• _WHAT IS EXPECTED_:
Filter the lines below, copying only those with the string "ylabel".

• _GIVEN RECORDS_:
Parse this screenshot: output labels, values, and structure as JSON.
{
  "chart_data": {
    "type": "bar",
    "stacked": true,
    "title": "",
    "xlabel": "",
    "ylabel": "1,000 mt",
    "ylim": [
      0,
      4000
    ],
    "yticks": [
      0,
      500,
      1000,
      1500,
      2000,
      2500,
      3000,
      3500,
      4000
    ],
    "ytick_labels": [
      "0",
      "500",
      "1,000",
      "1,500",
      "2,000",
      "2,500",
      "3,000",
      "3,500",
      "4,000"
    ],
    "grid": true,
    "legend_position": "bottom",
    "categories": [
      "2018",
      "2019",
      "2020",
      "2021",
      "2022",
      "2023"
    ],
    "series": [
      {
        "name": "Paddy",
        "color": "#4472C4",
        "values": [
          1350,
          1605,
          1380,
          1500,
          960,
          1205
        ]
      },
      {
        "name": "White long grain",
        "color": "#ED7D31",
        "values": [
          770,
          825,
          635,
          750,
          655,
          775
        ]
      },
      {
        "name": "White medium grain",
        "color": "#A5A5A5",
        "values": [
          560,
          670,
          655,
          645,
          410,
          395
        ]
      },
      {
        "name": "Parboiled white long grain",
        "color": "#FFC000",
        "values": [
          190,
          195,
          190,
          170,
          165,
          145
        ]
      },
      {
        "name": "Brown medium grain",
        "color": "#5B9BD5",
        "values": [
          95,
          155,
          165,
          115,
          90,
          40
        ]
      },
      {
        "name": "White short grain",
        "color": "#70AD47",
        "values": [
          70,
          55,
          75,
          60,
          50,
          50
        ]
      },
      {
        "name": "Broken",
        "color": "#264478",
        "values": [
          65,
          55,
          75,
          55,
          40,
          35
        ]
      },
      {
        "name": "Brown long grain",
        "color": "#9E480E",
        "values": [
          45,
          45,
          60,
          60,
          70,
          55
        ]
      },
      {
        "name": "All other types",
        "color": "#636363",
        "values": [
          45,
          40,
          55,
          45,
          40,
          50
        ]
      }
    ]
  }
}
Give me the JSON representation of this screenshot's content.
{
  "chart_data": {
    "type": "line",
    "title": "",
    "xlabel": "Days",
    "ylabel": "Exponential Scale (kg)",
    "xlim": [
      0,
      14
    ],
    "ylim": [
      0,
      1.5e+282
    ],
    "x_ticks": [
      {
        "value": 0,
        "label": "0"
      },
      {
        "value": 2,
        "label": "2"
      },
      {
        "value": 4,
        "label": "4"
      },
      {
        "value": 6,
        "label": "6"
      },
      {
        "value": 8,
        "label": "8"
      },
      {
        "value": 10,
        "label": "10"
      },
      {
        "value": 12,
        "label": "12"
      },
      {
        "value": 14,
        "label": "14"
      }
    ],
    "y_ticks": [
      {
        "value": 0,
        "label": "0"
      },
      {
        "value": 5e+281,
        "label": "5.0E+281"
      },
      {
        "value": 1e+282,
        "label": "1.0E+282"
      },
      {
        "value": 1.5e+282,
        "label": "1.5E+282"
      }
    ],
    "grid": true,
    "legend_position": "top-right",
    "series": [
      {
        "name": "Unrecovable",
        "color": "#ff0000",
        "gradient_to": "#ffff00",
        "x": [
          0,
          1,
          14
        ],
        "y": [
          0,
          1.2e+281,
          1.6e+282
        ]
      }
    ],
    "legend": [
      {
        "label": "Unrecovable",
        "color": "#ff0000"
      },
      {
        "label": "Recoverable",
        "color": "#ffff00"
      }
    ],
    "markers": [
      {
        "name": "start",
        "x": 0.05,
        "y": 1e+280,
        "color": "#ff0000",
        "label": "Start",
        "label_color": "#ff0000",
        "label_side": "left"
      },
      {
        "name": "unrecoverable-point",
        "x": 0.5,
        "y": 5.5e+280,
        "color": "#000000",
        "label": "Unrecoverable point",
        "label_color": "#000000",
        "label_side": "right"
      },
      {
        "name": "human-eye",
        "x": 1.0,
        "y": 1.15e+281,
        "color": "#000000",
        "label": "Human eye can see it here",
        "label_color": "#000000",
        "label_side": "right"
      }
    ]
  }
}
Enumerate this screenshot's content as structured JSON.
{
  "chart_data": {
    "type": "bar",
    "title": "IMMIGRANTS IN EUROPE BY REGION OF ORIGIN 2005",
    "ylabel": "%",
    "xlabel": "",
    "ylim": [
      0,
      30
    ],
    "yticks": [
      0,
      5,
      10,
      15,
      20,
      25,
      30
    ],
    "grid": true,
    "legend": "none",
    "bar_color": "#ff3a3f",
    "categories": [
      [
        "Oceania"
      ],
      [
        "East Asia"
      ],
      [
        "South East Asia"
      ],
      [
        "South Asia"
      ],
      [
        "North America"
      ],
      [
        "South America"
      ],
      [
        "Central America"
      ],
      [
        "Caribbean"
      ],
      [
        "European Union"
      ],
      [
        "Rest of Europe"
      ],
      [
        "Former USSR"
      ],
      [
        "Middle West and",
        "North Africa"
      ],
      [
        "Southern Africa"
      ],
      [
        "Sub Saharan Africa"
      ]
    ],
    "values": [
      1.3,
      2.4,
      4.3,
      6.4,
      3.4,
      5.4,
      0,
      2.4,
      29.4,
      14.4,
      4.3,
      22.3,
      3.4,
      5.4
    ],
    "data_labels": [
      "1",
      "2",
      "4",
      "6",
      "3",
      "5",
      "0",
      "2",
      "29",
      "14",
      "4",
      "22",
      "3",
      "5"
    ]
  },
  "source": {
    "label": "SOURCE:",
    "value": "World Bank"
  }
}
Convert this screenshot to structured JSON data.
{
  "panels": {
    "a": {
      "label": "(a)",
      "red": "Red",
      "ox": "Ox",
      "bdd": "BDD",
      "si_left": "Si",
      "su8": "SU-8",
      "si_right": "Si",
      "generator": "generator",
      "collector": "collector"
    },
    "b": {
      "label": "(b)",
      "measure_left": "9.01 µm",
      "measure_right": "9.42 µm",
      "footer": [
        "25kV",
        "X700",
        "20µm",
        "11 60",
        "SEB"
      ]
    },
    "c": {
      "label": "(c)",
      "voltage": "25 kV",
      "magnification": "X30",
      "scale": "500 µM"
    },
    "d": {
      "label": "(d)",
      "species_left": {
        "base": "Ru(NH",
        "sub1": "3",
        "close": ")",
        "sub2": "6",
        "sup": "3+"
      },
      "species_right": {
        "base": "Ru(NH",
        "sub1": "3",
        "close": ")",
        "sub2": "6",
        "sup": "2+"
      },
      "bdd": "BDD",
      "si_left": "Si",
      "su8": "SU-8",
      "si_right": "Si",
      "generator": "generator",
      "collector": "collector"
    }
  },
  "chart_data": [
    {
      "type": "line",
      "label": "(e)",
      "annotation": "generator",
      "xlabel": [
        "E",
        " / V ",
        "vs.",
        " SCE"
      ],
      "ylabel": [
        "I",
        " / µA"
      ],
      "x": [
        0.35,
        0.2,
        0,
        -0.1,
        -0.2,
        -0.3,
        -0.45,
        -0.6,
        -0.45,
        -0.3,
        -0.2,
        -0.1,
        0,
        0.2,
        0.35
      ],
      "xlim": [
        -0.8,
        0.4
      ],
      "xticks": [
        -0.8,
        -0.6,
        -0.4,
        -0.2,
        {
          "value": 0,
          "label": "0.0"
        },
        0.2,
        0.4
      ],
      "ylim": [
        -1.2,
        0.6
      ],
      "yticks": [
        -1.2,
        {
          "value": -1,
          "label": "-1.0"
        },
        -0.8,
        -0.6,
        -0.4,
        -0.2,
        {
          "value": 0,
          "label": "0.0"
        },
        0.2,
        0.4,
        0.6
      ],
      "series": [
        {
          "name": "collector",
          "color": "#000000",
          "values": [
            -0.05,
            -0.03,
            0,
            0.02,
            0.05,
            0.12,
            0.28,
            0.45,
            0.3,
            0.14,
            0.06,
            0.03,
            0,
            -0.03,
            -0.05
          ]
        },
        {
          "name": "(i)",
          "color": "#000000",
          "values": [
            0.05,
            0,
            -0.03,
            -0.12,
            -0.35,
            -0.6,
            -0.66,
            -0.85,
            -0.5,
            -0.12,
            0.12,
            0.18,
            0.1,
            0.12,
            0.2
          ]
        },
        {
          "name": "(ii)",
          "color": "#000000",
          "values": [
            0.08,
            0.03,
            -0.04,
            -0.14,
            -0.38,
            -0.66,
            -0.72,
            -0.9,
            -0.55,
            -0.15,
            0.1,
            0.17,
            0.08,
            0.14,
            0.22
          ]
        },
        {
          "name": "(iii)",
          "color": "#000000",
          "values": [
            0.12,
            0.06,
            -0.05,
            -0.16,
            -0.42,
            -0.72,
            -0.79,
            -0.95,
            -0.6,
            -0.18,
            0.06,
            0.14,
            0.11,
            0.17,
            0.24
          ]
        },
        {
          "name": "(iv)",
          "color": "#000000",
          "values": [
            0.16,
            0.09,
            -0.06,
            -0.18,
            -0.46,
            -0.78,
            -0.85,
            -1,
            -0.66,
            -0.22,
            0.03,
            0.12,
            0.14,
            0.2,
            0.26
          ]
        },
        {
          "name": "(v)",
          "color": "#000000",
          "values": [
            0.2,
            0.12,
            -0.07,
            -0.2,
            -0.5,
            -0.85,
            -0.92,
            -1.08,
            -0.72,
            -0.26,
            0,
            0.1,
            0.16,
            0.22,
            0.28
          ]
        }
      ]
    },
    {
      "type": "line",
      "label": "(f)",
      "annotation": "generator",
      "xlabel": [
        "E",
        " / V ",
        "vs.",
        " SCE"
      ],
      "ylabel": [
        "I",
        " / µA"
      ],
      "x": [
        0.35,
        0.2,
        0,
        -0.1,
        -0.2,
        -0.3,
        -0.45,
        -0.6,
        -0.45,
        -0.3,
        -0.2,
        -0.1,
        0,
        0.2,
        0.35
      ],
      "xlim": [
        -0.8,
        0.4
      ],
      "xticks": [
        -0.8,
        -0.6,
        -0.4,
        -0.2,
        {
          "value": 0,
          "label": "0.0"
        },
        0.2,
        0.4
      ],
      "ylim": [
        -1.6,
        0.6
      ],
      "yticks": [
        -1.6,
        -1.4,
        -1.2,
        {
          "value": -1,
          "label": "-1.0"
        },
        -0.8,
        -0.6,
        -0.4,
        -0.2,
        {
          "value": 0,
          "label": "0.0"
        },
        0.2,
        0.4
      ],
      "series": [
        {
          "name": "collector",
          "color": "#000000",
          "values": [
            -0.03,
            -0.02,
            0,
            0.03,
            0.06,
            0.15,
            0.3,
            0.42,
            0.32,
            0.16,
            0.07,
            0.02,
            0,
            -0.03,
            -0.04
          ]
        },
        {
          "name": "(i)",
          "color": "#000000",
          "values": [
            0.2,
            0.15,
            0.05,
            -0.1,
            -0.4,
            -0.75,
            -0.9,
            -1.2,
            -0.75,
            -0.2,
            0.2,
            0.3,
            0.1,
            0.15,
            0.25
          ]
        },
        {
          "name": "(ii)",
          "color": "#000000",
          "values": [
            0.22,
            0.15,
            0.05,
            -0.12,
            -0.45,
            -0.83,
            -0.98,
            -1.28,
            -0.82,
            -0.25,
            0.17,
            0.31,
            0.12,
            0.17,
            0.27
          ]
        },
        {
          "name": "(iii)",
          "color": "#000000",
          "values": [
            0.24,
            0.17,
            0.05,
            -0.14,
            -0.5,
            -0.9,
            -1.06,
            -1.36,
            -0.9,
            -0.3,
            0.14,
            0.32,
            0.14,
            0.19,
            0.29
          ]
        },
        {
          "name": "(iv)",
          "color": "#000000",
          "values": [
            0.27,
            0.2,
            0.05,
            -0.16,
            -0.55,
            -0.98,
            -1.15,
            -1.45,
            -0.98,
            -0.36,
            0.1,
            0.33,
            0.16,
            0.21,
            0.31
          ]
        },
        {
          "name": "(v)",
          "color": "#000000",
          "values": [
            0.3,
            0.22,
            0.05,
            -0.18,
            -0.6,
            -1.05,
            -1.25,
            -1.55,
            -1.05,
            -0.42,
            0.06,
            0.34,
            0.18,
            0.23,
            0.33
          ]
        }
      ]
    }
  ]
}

• _OUTPUT_:
    "ylabel": "1,000 mt",
    "ylabel": "Exponential Scale (kg)",
    "ylabel": "%",
      "ylabel": [
      "ylabel": [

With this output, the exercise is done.